■ DIRECTION ■
From the records below, extract all the text exactly and leave the images behind.

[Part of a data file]
>>>>>
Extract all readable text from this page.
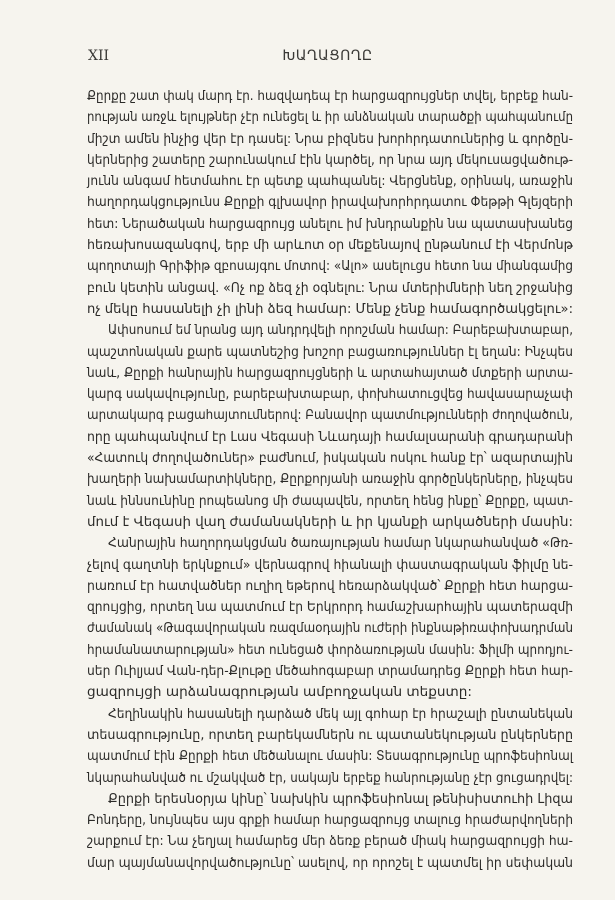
XII	ԽԱՂԱՑՈՂԸ
Քըրքը շատ փակ մարդ էր. հազվադեպ էր հարցազրույցներ տվել, երբեք հան-
րության առջև ելույթներ չէր ունեցել և իր անձնական տարածքի պահպանումը
միշտ ամեն ինչից վեր էր դասել: Նրա բիզնես խորհրդատուներից և գործըն-
կերներից շատերը շարունակում էին կարծել, որ նրա այդ մեկուսացվածութ-
յունն անգամ հետմահու էր պետք պահպանել: Վերցնենք, օրինակ, առաջին
հաղորդակցությունս Քըրքի գլխավոր իրավախորհրդատու Փեթթի Գլեյզերի
հետ: Ներածական հարցազրույց անելու իմ խնդրանքին նա պատասխանեց
հեռախոսազանգով, երբ մի արևոտ օր մեքենայով ընթանում էի Վերմոնթ
պողոտայի Գրիֆիթ զբոսայգու մոտով: «Ալո» ասելուցս հետո նա միանգամից
բուն կետին անցավ. «Ոչ ոք ձեզ չի օգնելու: Նրա մտերիմների նեղ շրջանից
ոչ մեկը հասանելի չի լինի ձեզ համար: Մենք չենք համագործակցելու»:
Ափսոսում եմ նրանց այդ անդրդվելի որոշման համար: Բարեբախտաբար,
պաշտոնական քարե պատնեշից խոշոր բացառություններ էլ եղան: Ինչպես
նաև, Քըրքի հանրային հարցազրույցների և արտահայտած մտքերի արտա-
կարգ սակավությունը, բարեբախտաբար, փոխհատուցվեց հավասարաչափ
արտակարգ բացահայտումներով: Բանավոր պատմությունների ժողովածուն,
որը պահպանվում էր Լաս Վեգասի Նևադայի համալսարանի գրադարանի
«Հատուկ ժողովածուներ» բաժնում, իսկական ոսկու հանք էր՝ ազարտային
խաղերի նախամարտիկները, Քըրքորյանի առաջին գործընկերները, ինչպես
նաև իննսունինը րոպեանոց մի ժապավեն, որտեղ հենց ինքը՝ Քըրքը, պատ-
մում է Վեգասի վաղ ժամանակների և իր կյանքի արկածների մասին:
Հանրային հաղորդակցման ծառայության համար նկարահանված «Թռ-
չելով գաղտնի երկնքում» վերնագրով հիանալի փաստագրական ֆիլմը նե-
րառում էր հատվածներ ուղիղ եթերով հեռարձակված՝ Քըրքի հետ հարցա-
զրույցից, որտեղ նա պատմում էր Երկրորդ համաշխարհային պատերազմի
ժամանակ «Թագավորական ռազմաօդային ուժերի ինքնաթիռափոխադրման
հրամանատարության» հետ ունեցած փորձառության մասին: Ֆիլմի պրոդյու-
սեր Ուիլյամ Վան-դեր-Քլութը մեծահոգաբար տրամադրեց Քըրքի հետ հար-
ցազրույցի արձանագրության ամբողջական տեքստը:
Հեղինակին հասանելի դարձած մեկ այլ գոհար էր հրաշալի ընտանեկան
տեսագրությունը, որտեղ բարեկամներն ու պատանեկության ընկերները
պատմում էին Քըրքի հետ մեծանալու մասին: Տեսագրությունը պրոֆեսիոնալ
նկարահանված ու մշակված էր, սակայն երբեք հանրությանը չէր ցուցադրվել:
Քըրքի երեսնօրյա կինը՝ նախկին պրոֆեսիոնալ թենիսիստուհի Լիզա
Բոնդերը, նույնպես այս գրքի համար հարցազրույց տալուց հրաժարվողների
շարքում էր: Նա չեղյալ համարեց մեր ձեռք բերած միակ հարցազրույցի հա-
մար պայմանավորվածությունը՝ ասելով, որ որոշել է պատմել իր սեփական
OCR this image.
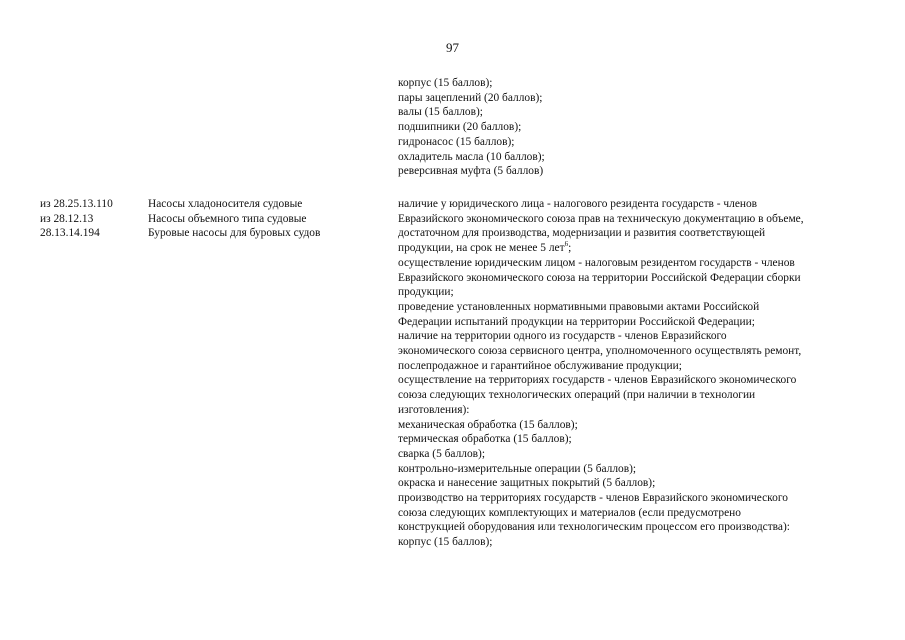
97
корпус (15 баллов);
пары зацеплений (20 баллов);
валы (15 баллов);
подшипники (20 баллов);
гидронасос (15 баллов);
охладитель масла (10 баллов);
реверсивная муфта (5 баллов)
из 28.25.13.110
из 28.12.13
28.13.14.194
Насосы хладоносителя судовые
Насосы объемного типа судовые
Буровые насосы для буровых судов
наличие у юридического лица - налогового резидента государств - членов
Евразийского экономического союза прав на техническую документацию в объеме,
достаточном для производства, модернизации и развития соответствующей
продукции, на срок не менее 5 лет$^6$;
осуществление юридическим лицом - налоговым резидентом государств - членов
Евразийского экономического союза на территории Российской Федерации сборки
продукции;
проведение установленных нормативными правовыми актами Российской
Федерации испытаний продукции на территории Российской Федерации;
наличие на территории одного из государств - членов Евразийского
экономического союза сервисного центра, уполномоченного осуществлять ремонт,
послепродажное и гарантийное обслуживание продукции;
осуществление на территориях государств - членов Евразийского экономического
союза следующих технологических операций (при наличии в технологии
изготовления):
механическая обработка (15 баллов);
термическая обработка (15 баллов);
сварка (5 баллов);
контрольно-измерительные операции (5 баллов);
окраска и нанесение защитных покрытий (5 баллов);
производство на территориях государств - членов Евразийского экономического
союза следующих комплектующих и материалов (если предусмотрено
конструкцией оборудования или технологическим процессом его производства):
корпус (15 баллов);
<<<<<
■ CORRECT RESPONSE ■
Extract all readable text from this page.
XII	ԽԱՂԱՑՈՂԸ
Քըրքը շատ փակ մարդ էր. հազվադեպ էր հարցազրույցներ տվել, երբեք հան-
րության առջև ելույթներ չէր ունեցել և իր անձնական տարածքի պահպանումը
միշտ ամեն ինչից վեր էր դասել: Նրա բիզնես խորհրդատուներից և գործըն-
կերներից շատերը շարունակում էին կարծել, որ նրա այդ մեկուսացվածութ-
յունն անգամ հետմահու էր պետք պահպանել: Վերցնենք, օրինակ, առաջին
հաղորդակցությունս Քըրքի գլխավոր իրավախորհրդատու Փեթթի Գլեյզերի
հետ: Ներածական հարցազրույց անելու իմ խնդրանքին նա պատասխանեց
հեռախոսազանգով, երբ մի արևոտ օր մեքենայով ընթանում էի Վերմոնթ
պողոտայի Գրիֆիթ զբոսայգու մոտով: «Ալո» ասելուցս հետո նա միանգամից
բուն կետին անցավ. «Ոչ ոք ձեզ չի օգնելու: Նրա մտերիմների նեղ շրջանից
ոչ մեկը հասանելի չի լինի ձեզ համար: Մենք չենք համագործակցելու»:
Ափսոսում եմ նրանց այդ անդրդվելի որոշման համար: Բարեբախտաբար,
պաշտոնական քարե պատնեշից խոշոր բացառություններ էլ եղան: Ինչպես
նաև, Քըրքի հանրային հարցազրույցների և արտահայտած մտքերի արտա-
կարգ սակավությունը, բարեբախտաբար, փոխհատուցվեց հավասարաչափ
արտակարգ բացահայտումներով: Բանավոր պատմությունների ժողովածուն,
որը պահպանվում էր Լաս Վեգասի Նևադայի համալսարանի գրադարանի
«Հատուկ ժողովածուներ» բաժնում, իսկական ոսկու հանք էր՝ ազարտային
խաղերի նախամարտիկները, Քըրքորյանի առաջին գործընկերները, ինչպես
նաև իննսունինը րոպեանոց մի ժապավեն, որտեղ հենց ինքը՝ Քըրքը, պատ-
մում է Վեգասի վաղ ժամանակների և իր կյանքի արկածների մասին:
Հանրային հաղորդակցման ծառայության համար նկարահանված «Թռ-
չելով գաղտնի երկնքում» վերնագրով հիանալի փաստագրական ֆիլմը նե-
րառում էր հատվածներ ուղիղ եթերով հեռարձակված՝ Քըրքի հետ հարցա-
զրույցից, որտեղ նա պատմում էր Երկրորդ համաշխարհային պատերազմի
ժամանակ «Թագավորական ռազմաօդային ուժերի ինքնաթիռափոխադրման
հրամանատարության» հետ ունեցած փորձառության մասին: Ֆիլմի պրոդյու-
սեր Ուիլյամ Վան-դեր-Քլութը մեծահոգաբար տրամադրեց Քըրքի հետ հար-
ցազրույցի արձանագրության ամբողջական տեքստը:
Հեղինակին հասանելի դարձած մեկ այլ գոհար էր հրաշալի ընտանեկան
տեսագրությունը, որտեղ բարեկամներն ու պատանեկության ընկերները
պատմում էին Քըրքի հետ մեծանալու մասին: Տեսագրությունը պրոֆեսիոնալ
նկարահանված ու մշակված էր, սակայն երբեք հանրությանը չէր ցուցադրվել:
Քըրքի երեսնօրյա կինը՝ նախկին պրոֆեսիոնալ թենիսիստուհի Լիզա
Բոնդերը, նույնպես այս գրքի համար հարցազրույց տալուց հրաժարվողների
շարքում էր: Նա չեղյալ համարեց մեր ձեռք բերած միակ հարցազրույցի հա-
մար պայմանավորվածությունը՝ ասելով, որ որոշել է պատմել իր սեփական
OCR this image.
97
корпус (15 баллов);
пары зацеплений (20 баллов);
валы (15 баллов);
подшипники (20 баллов);
гидронасос (15 баллов);
охладитель масла (10 баллов);
реверсивная муфта (5 баллов)
из 28.25.13.110
из 28.12.13
28.13.14.194
Насосы хладоносителя судовые
Насосы объемного типа судовые
Буровые насосы для буровых судов
наличие у юридического лица - налогового резидента государств - членов
Евразийского экономического союза прав на техническую документацию в объеме,
достаточном для производства, модернизации и развития соответствующей
продукции, на срок не менее 5 лет$^6$;
осуществление юридическим лицом - налоговым резидентом государств - членов
Евразийского экономического союза на территории Российской Федерации сборки
продукции;
проведение установленных нормативными правовыми актами Российской
Федерации испытаний продукции на территории Российской Федерации;
наличие на территории одного из государств - членов Евразийского
экономического союза сервисного центра, уполномоченного осуществлять ремонт,
послепродажное и гарантийное обслуживание продукции;
осуществление на территориях государств - членов Евразийского экономического
союза следующих технологических операций (при наличии в технологии
изготовления):
механическая обработка (15 баллов);
термическая обработка (15 баллов);
сварка (5 баллов);
контрольно-измерительные операции (5 баллов);
окраска и нанесение защитных покрытий (5 баллов);
производство на территориях государств - членов Евразийского экономического
союза следующих комплектующих и материалов (если предусмотрено
конструкцией оборудования или технологическим процессом его производства):
корпус (15 баллов);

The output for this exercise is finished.